[Record excerpts]:
## start

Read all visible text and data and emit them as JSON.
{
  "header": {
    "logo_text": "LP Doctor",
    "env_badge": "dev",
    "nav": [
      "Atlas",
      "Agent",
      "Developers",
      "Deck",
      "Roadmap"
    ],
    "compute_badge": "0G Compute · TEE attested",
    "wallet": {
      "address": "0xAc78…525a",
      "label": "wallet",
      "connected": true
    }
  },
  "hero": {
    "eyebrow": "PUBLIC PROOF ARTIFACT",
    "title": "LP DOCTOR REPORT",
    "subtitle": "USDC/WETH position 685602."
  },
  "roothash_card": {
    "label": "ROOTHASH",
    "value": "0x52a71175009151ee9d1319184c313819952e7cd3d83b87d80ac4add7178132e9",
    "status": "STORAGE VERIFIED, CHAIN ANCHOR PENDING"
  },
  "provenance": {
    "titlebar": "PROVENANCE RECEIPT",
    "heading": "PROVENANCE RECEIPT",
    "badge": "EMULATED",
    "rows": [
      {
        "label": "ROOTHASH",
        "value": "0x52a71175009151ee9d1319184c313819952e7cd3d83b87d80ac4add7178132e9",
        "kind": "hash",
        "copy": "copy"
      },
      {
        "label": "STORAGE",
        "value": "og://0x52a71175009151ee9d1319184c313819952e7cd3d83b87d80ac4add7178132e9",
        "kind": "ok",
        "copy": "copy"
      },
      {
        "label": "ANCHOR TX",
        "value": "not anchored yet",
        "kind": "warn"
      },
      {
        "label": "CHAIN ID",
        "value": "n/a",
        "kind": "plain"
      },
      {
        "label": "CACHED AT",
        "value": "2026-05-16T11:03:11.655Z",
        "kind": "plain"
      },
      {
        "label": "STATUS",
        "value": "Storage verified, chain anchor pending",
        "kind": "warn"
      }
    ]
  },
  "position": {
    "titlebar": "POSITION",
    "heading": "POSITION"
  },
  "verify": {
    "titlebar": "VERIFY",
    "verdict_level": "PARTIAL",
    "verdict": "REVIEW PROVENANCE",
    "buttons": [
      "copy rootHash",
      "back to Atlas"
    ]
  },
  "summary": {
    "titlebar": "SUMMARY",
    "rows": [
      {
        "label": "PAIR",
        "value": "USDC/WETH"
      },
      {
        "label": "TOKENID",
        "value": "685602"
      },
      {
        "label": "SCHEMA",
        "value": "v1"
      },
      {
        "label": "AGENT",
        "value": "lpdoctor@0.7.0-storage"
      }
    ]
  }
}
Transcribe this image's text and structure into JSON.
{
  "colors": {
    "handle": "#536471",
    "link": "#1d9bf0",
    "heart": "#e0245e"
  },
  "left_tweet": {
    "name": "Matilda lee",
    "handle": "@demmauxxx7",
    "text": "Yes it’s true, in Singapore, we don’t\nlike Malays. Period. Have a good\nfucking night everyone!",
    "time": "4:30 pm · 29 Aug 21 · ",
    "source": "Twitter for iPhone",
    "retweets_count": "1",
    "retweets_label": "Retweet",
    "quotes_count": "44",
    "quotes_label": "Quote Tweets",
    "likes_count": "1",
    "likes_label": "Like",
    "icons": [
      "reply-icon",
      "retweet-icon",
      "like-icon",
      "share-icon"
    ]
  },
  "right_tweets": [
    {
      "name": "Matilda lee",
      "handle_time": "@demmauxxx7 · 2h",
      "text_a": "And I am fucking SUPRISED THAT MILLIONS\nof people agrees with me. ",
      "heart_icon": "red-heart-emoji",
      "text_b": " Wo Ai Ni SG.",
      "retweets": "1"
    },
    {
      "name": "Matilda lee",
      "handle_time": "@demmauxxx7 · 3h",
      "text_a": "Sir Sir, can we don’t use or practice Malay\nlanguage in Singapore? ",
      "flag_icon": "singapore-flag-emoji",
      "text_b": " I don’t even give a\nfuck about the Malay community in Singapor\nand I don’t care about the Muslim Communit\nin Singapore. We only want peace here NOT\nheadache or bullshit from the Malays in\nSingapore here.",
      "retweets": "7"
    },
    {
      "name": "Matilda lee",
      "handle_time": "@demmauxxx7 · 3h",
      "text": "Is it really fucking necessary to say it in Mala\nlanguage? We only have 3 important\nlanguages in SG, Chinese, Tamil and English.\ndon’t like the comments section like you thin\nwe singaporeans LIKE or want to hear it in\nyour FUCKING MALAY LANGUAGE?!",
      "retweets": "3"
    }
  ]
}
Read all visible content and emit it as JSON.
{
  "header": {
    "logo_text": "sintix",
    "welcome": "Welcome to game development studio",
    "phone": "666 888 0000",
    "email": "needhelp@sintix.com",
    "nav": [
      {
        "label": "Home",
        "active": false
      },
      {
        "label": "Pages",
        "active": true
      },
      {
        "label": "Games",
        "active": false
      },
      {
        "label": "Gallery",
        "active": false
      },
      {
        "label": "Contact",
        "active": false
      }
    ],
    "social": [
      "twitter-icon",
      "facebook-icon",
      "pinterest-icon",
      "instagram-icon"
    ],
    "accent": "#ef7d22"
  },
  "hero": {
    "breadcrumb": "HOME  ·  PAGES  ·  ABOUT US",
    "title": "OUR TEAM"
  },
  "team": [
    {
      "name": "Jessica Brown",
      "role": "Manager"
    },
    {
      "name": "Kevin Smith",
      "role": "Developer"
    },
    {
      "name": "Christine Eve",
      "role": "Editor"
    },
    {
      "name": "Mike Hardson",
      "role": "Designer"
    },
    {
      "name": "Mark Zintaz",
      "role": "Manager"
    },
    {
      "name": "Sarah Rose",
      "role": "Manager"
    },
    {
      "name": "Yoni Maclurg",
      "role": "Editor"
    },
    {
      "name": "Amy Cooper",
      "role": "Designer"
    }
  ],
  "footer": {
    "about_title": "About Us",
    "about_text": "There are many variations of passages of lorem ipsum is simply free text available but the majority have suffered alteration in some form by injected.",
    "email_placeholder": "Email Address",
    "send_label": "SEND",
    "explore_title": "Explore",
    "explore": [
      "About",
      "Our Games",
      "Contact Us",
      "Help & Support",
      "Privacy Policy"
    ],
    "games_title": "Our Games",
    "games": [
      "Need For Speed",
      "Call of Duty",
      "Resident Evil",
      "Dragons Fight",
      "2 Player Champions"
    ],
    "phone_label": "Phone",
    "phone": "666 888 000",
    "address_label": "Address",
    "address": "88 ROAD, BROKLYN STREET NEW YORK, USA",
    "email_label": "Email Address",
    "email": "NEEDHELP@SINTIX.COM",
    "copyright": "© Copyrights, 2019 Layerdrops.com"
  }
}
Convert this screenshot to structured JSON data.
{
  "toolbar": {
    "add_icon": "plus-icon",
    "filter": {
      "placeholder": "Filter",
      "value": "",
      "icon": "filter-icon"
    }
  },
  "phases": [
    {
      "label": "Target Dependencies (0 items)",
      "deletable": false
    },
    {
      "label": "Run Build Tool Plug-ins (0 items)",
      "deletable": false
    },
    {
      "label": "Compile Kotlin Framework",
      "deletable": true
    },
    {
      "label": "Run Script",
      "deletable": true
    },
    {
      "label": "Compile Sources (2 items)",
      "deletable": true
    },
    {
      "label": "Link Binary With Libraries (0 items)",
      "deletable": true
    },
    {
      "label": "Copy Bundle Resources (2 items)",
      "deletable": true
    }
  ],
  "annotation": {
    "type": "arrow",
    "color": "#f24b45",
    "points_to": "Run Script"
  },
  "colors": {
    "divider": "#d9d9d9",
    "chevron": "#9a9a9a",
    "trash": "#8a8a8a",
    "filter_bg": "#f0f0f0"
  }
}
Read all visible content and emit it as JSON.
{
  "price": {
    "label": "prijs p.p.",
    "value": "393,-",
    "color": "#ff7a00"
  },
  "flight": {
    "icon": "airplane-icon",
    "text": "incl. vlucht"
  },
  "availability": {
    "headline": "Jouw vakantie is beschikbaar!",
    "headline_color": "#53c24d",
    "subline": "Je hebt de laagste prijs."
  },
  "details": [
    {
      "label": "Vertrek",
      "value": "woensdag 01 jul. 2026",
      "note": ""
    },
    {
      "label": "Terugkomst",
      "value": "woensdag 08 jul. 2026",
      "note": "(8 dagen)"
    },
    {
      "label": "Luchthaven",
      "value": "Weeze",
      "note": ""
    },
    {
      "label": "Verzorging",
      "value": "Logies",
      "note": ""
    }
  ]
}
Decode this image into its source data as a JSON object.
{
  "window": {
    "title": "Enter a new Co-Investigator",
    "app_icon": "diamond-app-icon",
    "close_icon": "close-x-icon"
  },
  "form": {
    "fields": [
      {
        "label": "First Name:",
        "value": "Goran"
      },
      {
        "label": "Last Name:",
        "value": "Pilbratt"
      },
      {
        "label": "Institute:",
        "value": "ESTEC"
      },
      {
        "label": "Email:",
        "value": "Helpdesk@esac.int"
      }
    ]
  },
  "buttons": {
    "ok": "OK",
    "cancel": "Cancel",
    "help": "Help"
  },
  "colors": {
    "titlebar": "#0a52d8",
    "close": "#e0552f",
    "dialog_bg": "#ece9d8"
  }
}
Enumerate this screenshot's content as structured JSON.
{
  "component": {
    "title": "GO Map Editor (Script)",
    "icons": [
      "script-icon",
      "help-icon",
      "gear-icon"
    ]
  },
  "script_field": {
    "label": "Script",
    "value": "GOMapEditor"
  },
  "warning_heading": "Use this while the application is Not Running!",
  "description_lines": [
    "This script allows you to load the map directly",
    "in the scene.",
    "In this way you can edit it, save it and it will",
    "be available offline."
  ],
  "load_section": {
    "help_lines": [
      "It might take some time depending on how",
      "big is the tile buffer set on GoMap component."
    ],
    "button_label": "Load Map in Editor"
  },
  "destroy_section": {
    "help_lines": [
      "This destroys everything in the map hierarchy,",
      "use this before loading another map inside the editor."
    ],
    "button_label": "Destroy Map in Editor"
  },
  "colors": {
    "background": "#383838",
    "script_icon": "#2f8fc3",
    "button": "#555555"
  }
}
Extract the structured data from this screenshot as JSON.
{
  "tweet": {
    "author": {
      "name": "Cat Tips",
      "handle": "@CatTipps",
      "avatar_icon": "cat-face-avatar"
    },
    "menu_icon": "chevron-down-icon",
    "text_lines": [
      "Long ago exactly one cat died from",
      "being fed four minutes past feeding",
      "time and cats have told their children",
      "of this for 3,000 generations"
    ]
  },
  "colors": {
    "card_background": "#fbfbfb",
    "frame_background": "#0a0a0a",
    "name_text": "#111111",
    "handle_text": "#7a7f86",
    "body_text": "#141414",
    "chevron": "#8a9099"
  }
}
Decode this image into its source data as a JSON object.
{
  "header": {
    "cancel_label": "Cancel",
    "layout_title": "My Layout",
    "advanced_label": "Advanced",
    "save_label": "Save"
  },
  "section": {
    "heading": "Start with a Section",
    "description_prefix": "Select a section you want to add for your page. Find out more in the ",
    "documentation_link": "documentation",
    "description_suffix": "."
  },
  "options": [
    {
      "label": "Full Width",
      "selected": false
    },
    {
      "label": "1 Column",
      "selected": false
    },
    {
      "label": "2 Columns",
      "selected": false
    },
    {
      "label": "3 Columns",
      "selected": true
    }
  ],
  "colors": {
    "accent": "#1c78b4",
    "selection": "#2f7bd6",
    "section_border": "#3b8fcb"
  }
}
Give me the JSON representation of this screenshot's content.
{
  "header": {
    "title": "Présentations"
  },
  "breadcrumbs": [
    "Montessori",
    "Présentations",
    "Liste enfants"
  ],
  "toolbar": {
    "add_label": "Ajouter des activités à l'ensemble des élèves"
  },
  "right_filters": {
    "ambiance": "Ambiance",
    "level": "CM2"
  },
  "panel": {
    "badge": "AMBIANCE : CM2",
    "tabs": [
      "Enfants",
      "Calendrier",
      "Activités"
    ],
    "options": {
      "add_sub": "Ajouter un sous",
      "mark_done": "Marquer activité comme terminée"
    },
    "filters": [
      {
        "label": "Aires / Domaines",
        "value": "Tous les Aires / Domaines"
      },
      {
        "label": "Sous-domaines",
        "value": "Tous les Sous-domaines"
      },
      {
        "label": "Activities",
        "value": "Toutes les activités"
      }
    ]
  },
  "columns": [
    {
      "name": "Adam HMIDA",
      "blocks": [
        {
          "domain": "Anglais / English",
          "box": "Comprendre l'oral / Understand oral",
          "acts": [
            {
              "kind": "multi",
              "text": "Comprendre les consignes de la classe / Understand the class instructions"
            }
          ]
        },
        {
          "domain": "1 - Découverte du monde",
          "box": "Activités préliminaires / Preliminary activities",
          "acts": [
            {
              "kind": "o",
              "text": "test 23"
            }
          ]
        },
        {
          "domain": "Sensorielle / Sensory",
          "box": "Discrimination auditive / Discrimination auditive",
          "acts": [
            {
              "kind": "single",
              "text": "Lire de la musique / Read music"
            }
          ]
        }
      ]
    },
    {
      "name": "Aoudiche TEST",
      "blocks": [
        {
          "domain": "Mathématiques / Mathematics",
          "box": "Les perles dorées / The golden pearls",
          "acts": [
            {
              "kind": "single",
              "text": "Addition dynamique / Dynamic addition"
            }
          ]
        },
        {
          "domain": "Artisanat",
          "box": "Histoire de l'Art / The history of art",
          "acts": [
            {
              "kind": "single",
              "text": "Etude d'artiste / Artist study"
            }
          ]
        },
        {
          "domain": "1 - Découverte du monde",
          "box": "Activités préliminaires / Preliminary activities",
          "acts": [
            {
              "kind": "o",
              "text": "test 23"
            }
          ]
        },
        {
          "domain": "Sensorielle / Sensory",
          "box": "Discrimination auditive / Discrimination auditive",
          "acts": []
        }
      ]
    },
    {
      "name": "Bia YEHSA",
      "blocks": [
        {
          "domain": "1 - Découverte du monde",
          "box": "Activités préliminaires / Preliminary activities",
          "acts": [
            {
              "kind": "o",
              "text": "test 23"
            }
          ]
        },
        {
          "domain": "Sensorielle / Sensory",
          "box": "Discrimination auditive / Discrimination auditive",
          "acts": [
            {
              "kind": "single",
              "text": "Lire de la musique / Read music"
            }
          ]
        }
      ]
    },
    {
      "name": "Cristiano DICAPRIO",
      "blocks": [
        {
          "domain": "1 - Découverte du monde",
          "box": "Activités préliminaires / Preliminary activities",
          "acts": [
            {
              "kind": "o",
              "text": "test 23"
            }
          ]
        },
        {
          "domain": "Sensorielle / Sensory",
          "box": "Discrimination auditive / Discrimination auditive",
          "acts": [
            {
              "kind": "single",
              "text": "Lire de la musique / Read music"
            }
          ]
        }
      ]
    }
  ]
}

## end

[The exercise]: Every line containing the string "emoji" must be listed.

[Written response]:
      "heart_icon": "red-heart-emoji",
      "flag_icon": "singapore-flag-emoji",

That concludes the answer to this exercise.